● SHORT PROBLEM: The listing below should be copied in full, word for word.

====== PROVIDED DATA ======

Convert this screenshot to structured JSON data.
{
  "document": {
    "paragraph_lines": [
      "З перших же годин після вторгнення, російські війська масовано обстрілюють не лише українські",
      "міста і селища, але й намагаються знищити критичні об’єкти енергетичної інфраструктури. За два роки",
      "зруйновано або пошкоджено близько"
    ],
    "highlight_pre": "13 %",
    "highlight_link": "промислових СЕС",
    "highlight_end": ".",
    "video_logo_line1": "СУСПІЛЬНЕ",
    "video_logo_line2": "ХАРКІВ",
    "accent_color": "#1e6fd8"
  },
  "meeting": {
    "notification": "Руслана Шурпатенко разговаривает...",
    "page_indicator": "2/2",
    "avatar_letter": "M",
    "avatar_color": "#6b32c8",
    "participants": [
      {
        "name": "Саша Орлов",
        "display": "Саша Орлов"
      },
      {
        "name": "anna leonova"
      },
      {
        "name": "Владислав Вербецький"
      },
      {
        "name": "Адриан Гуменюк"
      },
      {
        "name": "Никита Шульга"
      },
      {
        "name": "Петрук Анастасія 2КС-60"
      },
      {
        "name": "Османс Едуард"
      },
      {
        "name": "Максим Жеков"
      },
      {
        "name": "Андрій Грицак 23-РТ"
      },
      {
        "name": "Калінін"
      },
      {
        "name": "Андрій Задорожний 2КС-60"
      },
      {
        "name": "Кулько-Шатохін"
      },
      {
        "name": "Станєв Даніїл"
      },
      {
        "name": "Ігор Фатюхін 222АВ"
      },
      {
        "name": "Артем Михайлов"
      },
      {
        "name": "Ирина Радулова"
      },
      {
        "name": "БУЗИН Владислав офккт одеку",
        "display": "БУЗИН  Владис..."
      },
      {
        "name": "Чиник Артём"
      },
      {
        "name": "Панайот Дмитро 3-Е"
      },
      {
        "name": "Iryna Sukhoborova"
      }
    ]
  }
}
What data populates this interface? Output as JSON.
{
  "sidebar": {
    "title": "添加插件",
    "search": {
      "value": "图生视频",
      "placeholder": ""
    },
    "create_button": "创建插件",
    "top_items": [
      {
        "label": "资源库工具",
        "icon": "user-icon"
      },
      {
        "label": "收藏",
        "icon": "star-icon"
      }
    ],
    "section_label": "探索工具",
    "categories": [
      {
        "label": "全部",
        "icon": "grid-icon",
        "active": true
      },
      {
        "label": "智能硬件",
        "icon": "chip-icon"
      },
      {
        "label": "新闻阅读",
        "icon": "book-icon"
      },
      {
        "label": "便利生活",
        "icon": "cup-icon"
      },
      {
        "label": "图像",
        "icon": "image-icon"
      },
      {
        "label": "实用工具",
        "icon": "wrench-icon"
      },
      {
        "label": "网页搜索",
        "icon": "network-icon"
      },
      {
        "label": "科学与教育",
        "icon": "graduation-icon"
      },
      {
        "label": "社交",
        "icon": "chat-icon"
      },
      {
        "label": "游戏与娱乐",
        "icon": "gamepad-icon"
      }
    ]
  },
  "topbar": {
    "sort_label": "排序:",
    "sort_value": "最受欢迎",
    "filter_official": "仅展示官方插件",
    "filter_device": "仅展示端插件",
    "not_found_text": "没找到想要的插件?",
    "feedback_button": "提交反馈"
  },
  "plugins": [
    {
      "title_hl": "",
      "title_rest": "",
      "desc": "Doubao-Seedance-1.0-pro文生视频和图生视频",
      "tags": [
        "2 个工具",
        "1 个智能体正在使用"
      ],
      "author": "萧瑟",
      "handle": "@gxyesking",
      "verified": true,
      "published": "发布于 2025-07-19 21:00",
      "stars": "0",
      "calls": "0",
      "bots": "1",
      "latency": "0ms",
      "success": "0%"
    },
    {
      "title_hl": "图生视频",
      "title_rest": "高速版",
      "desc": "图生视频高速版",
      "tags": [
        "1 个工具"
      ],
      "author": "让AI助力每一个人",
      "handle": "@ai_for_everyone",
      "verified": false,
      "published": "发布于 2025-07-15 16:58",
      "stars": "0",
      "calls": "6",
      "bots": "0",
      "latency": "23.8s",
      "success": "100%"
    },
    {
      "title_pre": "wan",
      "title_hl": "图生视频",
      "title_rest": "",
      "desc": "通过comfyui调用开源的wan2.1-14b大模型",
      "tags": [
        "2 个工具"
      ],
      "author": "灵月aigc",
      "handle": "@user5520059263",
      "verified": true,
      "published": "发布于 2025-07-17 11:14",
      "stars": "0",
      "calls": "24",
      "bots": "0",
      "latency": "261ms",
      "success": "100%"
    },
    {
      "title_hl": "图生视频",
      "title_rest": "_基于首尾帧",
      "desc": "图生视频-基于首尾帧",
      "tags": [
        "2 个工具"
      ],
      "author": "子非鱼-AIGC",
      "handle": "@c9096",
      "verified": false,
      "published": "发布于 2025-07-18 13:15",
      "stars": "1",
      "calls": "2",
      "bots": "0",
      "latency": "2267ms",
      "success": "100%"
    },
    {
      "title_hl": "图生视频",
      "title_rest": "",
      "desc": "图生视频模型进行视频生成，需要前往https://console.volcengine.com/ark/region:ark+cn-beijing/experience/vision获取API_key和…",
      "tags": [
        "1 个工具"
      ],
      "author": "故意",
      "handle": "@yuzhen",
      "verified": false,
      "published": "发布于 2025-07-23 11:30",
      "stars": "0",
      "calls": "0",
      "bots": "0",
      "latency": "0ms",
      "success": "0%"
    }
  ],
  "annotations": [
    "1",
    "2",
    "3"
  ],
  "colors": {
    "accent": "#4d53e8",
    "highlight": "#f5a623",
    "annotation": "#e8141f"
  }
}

======

● OUTPUT OF THE EXERCISE:
Convert this screenshot to structured JSON data.
{
  "document": {
    "paragraph_lines": [
      "З перших же годин після вторгнення, російські війська масовано обстрілюють не лише українські",
      "міста і селища, але й намагаються знищити критичні об’єкти енергетичної інфраструктури. За два роки",
      "зруйновано або пошкоджено близько"
    ],
    "highlight_pre": "13 %",
    "highlight_link": "промислових СЕС",
    "highlight_end": ".",
    "video_logo_line1": "СУСПІЛЬНЕ",
    "video_logo_line2": "ХАРКІВ",
    "accent_color": "#1e6fd8"
  },
  "meeting": {
    "notification": "Руслана Шурпатенко разговаривает...",
    "page_indicator": "2/2",
    "avatar_letter": "M",
    "avatar_color": "#6b32c8",
    "participants": [
      {
        "name": "Саша Орлов",
        "display": "Саша Орлов"
      },
      {
        "name": "anna leonova"
      },
      {
        "name": "Владислав Вербецький"
      },
      {
        "name": "Адриан Гуменюк"
      },
      {
        "name": "Никита Шульга"
      },
      {
        "name": "Петрук Анастасія 2КС-60"
      },
      {
        "name": "Османс Едуард"
      },
      {
        "name": "Максим Жеков"
      },
      {
        "name": "Андрій Грицак 23-РТ"
      },
      {
        "name": "Калінін"
      },
      {
        "name": "Андрій Задорожний 2КС-60"
      },
      {
        "name": "Кулько-Шатохін"
      },
      {
        "name": "Станєв Даніїл"
      },
      {
        "name": "Ігор Фатюхін 222АВ"
      },
      {
        "name": "Артем Михайлов"
      },
      {
        "name": "Ирина Радулова"
      },
      {
        "name": "БУЗИН Владислав офккт одеку",
        "display": "БУЗИН  Владис..."
      },
      {
        "name": "Чиник Артём"
      },
      {
        "name": "Панайот Дмитро 3-Е"
      },
      {
        "name": "Iryna Sukhoborova"
      }
    ]
  }
}
What data populates this interface? Output as JSON.
{
  "sidebar": {
    "title": "添加插件",
    "search": {
      "value": "图生视频",
      "placeholder": ""
    },
    "create_button": "创建插件",
    "top_items": [
      {
        "label": "资源库工具",
        "icon": "user-icon"
      },
      {
        "label": "收藏",
        "icon": "star-icon"
      }
    ],
    "section_label": "探索工具",
    "categories": [
      {
        "label": "全部",
        "icon": "grid-icon",
        "active": true
      },
      {
        "label": "智能硬件",
        "icon": "chip-icon"
      },
      {
        "label": "新闻阅读",
        "icon": "book-icon"
      },
      {
        "label": "便利生活",
        "icon": "cup-icon"
      },
      {
        "label": "图像",
        "icon": "image-icon"
      },
      {
        "label": "实用工具",
        "icon": "wrench-icon"
      },
      {
        "label": "网页搜索",
        "icon": "network-icon"
      },
      {
        "label": "科学与教育",
        "icon": "graduation-icon"
      },
      {
        "label": "社交",
        "icon": "chat-icon"
      },
      {
        "label": "游戏与娱乐",
        "icon": "gamepad-icon"
      }
    ]
  },
  "topbar": {
    "sort_label": "排序:",
    "sort_value": "最受欢迎",
    "filter_official": "仅展示官方插件",
    "filter_device": "仅展示端插件",
    "not_found_text": "没找到想要的插件?",
    "feedback_button": "提交反馈"
  },
  "plugins": [
    {
      "title_hl": "",
      "title_rest": "",
      "desc": "Doubao-Seedance-1.0-pro文生视频和图生视频",
      "tags": [
        "2 个工具",
        "1 个智能体正在使用"
      ],
      "author": "萧瑟",
      "handle": "@gxyesking",
      "verified": true,
      "published": "发布于 2025-07-19 21:00",
      "stars": "0",
      "calls": "0",
      "bots": "1",
      "latency": "0ms",
      "success": "0%"
    },
    {
      "title_hl": "图生视频",
      "title_rest": "高速版",
      "desc": "图生视频高速版",
      "tags": [
        "1 个工具"
      ],
      "author": "让AI助力每一个人",
      "handle": "@ai_for_everyone",
      "verified": false,
      "published": "发布于 2025-07-15 16:58",
      "stars": "0",
      "calls": "6",
      "bots": "0",
      "latency": "23.8s",
      "success": "100%"
    },
    {
      "title_pre": "wan",
      "title_hl": "图生视频",
      "title_rest": "",
      "desc": "通过comfyui调用开源的wan2.1-14b大模型",
      "tags": [
        "2 个工具"
      ],
      "author": "灵月aigc",
      "handle": "@user5520059263",
      "verified": true,
      "published": "发布于 2025-07-17 11:14",
      "stars": "0",
      "calls": "24",
      "bots": "0",
      "latency": "261ms",
      "success": "100%"
    },
    {
      "title_hl": "图生视频",
      "title_rest": "_基于首尾帧",
      "desc": "图生视频-基于首尾帧",
      "tags": [
        "2 个工具"
      ],
      "author": "子非鱼-AIGC",
      "handle": "@c9096",
      "verified": false,
      "published": "发布于 2025-07-18 13:15",
      "stars": "1",
      "calls": "2",
      "bots": "0",
      "latency": "2267ms",
      "success": "100%"
    },
    {
      "title_hl": "图生视频",
      "title_rest": "",
      "desc": "图生视频模型进行视频生成，需要前往https://console.volcengine.com/ark/region:ark+cn-beijing/experience/vision获取API_key和…",
      "tags": [
        "1 个工具"
      ],
      "author": "故意",
      "handle": "@yuzhen",
      "verified": false,
      "published": "发布于 2025-07-23 11:30",
      "stars": "0",
      "calls": "0",
      "bots": "0",
      "latency": "0ms",
      "success": "0%"
    }
  ],
  "annotations": [
    "1",
    "2",
    "3"
  ],
  "colors": {
    "accent": "#4d53e8",
    "highlight": "#f5a623",
    "annotation": "#e8141f"
  }
}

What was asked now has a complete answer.